§ **PROBLEM TO WORK ON**
Scan the records below. List lines holding "födelseland".

** Start of MATERIAL **

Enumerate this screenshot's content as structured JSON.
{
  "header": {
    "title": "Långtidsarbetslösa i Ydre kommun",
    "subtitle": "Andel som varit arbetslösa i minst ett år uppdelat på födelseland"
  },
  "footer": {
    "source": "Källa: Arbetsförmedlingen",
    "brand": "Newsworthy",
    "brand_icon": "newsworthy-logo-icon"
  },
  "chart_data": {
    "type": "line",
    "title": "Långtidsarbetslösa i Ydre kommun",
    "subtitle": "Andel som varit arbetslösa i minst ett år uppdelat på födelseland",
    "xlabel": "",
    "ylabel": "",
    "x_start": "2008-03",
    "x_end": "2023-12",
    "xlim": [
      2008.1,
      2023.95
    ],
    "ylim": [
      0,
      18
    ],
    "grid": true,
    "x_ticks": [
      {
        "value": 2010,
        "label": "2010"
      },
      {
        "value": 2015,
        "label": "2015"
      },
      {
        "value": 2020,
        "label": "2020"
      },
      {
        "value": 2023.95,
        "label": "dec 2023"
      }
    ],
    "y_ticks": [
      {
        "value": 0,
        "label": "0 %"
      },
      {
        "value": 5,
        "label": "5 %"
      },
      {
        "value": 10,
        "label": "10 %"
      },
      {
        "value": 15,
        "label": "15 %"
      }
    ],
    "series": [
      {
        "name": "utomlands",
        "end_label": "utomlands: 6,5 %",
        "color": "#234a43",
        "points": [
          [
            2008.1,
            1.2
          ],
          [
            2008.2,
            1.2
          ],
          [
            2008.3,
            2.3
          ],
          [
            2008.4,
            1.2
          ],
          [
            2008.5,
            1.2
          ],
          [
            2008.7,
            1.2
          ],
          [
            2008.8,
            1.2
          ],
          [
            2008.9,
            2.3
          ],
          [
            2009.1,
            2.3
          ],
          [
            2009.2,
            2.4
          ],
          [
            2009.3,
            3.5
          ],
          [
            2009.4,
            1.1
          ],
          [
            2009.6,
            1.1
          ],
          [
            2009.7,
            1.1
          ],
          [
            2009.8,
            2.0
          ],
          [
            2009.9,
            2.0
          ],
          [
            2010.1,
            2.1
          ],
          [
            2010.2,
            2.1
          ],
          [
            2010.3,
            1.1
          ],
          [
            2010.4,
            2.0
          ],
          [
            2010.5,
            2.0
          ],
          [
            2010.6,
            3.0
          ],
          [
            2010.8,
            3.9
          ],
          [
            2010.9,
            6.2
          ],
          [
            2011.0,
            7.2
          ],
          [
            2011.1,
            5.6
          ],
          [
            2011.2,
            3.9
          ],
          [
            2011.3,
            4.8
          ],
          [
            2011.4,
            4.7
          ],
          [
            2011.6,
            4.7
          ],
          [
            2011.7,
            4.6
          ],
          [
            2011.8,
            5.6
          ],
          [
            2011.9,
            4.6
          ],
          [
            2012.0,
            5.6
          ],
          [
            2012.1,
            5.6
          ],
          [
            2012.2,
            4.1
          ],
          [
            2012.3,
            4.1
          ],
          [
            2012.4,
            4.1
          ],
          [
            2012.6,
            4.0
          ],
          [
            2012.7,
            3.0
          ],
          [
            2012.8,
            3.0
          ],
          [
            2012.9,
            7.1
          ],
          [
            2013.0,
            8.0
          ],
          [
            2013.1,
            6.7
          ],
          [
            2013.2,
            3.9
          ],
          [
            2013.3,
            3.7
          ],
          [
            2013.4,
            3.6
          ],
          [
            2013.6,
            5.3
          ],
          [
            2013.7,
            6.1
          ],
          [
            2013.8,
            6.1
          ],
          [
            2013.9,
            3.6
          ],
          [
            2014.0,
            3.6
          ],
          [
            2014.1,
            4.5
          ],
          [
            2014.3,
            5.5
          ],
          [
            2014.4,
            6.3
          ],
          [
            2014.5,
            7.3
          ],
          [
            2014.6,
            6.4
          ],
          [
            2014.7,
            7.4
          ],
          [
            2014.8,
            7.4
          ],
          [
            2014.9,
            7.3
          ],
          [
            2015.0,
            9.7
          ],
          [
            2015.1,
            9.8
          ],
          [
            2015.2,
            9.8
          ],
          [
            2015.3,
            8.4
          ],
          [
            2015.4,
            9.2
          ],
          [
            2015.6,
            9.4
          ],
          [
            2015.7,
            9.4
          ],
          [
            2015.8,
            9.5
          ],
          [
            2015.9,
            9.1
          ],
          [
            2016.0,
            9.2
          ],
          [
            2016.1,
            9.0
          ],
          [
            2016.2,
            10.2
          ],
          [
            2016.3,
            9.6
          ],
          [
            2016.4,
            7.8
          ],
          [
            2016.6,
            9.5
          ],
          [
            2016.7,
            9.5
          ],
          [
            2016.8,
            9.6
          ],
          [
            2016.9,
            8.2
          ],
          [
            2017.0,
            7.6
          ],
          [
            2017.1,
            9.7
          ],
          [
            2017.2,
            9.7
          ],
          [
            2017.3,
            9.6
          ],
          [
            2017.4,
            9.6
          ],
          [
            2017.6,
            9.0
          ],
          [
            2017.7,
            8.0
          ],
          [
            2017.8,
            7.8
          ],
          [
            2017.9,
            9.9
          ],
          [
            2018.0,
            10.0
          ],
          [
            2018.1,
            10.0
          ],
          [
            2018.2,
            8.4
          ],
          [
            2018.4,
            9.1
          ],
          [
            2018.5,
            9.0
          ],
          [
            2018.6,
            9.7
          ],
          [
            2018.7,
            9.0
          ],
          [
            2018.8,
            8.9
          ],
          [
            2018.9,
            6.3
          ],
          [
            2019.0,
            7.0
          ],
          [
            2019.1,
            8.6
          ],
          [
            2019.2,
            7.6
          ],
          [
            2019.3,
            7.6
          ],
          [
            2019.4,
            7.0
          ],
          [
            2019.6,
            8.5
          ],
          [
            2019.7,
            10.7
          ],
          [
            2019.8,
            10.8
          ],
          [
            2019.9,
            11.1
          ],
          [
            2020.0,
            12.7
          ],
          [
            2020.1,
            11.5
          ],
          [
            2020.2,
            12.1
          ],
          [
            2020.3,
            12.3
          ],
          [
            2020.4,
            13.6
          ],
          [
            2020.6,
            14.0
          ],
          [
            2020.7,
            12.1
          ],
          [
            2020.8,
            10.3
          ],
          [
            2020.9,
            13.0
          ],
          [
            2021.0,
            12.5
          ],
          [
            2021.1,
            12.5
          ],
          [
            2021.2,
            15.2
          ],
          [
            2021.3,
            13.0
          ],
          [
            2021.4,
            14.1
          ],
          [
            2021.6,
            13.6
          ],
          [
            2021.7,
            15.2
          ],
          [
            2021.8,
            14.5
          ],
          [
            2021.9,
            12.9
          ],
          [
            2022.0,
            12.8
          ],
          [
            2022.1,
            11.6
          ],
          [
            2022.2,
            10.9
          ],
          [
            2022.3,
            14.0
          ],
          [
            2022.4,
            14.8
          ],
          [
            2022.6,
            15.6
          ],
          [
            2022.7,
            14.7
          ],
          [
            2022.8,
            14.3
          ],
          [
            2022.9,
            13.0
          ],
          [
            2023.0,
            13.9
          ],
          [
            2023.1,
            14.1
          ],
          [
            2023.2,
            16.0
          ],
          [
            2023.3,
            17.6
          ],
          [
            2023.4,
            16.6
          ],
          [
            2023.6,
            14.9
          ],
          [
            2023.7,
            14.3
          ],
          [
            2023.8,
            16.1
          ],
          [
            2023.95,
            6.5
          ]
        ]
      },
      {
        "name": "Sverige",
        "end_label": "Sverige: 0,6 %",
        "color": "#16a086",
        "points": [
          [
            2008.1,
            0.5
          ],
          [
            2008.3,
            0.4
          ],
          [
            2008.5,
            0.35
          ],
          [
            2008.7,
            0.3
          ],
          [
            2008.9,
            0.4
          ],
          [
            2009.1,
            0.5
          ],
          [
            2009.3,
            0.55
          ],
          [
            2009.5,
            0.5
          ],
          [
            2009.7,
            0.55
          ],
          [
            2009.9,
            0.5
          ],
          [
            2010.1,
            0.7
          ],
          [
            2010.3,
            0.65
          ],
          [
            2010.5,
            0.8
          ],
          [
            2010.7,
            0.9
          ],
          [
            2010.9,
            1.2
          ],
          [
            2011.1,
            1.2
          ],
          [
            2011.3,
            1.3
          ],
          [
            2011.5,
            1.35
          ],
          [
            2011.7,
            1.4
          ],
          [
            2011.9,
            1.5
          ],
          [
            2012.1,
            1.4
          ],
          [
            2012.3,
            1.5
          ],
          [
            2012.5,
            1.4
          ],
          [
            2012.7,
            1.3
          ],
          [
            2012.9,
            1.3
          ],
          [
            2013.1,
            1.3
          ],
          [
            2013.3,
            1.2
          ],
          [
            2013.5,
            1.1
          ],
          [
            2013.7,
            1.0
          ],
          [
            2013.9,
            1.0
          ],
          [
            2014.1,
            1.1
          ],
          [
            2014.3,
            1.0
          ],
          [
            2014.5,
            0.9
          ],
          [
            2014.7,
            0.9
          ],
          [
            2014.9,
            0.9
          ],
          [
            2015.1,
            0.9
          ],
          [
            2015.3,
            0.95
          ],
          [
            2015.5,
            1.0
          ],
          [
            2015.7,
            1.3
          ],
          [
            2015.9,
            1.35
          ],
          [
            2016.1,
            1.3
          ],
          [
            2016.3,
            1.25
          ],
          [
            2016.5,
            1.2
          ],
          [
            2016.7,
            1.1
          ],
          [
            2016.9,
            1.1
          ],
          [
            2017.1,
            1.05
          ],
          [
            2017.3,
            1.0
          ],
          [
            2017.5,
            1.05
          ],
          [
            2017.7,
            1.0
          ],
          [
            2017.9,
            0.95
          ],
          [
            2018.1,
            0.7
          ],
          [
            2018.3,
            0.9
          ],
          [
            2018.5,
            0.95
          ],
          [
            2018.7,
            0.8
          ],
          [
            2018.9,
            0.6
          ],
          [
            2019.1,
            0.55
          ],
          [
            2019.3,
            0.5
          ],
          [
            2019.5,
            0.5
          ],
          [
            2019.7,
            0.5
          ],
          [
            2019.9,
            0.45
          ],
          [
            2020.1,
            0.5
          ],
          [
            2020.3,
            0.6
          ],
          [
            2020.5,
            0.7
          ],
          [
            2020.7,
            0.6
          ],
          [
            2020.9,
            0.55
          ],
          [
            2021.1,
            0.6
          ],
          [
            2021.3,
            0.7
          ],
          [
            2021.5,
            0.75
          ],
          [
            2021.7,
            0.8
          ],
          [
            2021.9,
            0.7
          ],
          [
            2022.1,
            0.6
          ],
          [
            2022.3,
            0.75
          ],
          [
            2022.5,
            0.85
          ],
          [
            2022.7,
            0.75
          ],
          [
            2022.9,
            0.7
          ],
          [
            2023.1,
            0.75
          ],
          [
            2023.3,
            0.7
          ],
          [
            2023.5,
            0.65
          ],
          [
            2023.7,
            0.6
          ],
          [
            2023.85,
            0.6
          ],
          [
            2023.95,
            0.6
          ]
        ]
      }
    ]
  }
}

** End of MATERIAL **

§ **COMPLETE OUTPUT**
    "subtitle": "Andel som varit arbetslösa i minst ett år uppdelat på födelseland"
    "subtitle": "Andel som varit arbetslösa i minst ett år uppdelat på födelseland",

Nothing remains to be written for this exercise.